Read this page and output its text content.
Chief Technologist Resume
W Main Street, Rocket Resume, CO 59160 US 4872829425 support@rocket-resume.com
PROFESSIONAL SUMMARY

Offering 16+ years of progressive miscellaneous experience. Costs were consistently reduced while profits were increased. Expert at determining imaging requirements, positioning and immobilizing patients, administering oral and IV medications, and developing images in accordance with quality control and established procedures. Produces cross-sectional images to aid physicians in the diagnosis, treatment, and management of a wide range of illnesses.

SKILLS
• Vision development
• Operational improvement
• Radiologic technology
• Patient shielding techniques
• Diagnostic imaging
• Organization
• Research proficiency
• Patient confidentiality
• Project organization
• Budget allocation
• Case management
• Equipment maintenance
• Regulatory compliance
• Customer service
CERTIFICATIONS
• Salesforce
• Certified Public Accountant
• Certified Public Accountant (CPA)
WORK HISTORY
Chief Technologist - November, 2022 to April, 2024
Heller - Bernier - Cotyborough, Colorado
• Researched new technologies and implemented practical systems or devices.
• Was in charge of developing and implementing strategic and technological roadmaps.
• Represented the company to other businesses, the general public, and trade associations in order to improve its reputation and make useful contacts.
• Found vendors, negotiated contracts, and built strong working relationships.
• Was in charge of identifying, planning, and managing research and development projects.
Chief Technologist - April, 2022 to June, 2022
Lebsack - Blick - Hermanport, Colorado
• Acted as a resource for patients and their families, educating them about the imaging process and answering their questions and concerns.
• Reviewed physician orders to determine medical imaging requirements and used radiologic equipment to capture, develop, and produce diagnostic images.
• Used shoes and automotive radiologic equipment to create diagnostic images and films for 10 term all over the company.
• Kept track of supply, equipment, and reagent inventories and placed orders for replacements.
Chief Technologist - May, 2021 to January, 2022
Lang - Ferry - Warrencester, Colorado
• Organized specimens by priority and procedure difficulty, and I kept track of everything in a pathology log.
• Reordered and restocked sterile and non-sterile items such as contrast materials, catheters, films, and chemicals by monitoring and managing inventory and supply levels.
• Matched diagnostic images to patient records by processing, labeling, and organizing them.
- - - -
WHAT IS NEEDED: Set down the records again without altering a word.

YOUR RESPONSE:
Read this page and output its text content.
Chief Technologist Resume
W Main Street, Rocket Resume, CO 59160 US 4872829425 support@rocket-resume.com
PROFESSIONAL SUMMARY

Offering 16+ years of progressive miscellaneous experience. Costs were consistently reduced while profits were increased. Expert at determining imaging requirements, positioning and immobilizing patients, administering oral and IV medications, and developing images in accordance with quality control and established procedures. Produces cross-sectional images to aid physicians in the diagnosis, treatment, and management of a wide range of illnesses.

SKILLS
• Vision development
• Operational improvement
• Radiologic technology
• Patient shielding techniques
• Diagnostic imaging
• Organization
• Research proficiency
• Patient confidentiality
• Project organization
• Budget allocation
• Case management
• Equipment maintenance
• Regulatory compliance
• Customer service
CERTIFICATIONS
• Salesforce
• Certified Public Accountant
• Certified Public Accountant (CPA)
WORK HISTORY
Chief Technologist - November, 2022 to April, 2024
Heller - Bernier - Cotyborough, Colorado
• Researched new technologies and implemented practical systems or devices.
• Was in charge of developing and implementing strategic and technological roadmaps.
• Represented the company to other businesses, the general public, and trade associations in order to improve its reputation and make useful contacts.
• Found vendors, negotiated contracts, and built strong working relationships.
• Was in charge of identifying, planning, and managing research and development projects.
Chief Technologist - April, 2022 to June, 2022
Lebsack - Blick - Hermanport, Colorado
• Acted as a resource for patients and their families, educating them about the imaging process and answering their questions and concerns.
• Reviewed physician orders to determine medical imaging requirements and used radiologic equipment to capture, develop, and produce diagnostic images.
• Used shoes and automotive radiologic equipment to create diagnostic images and films for 10 term all over the company.
• Kept track of supply, equipment, and reagent inventories and placed orders for replacements.
Chief Technologist - May, 2021 to January, 2022
Lang - Ferry - Warrencester, Colorado
• Organized specimens by priority and procedure difficulty, and I kept track of everything in a pathology log.
• Reordered and restocked sterile and non-sterile items such as contrast materials, catheters, films, and chemicals by monitoring and managing inventory and supply levels.
• Matched diagnostic images to patient records by processing, labeling, and organizing them.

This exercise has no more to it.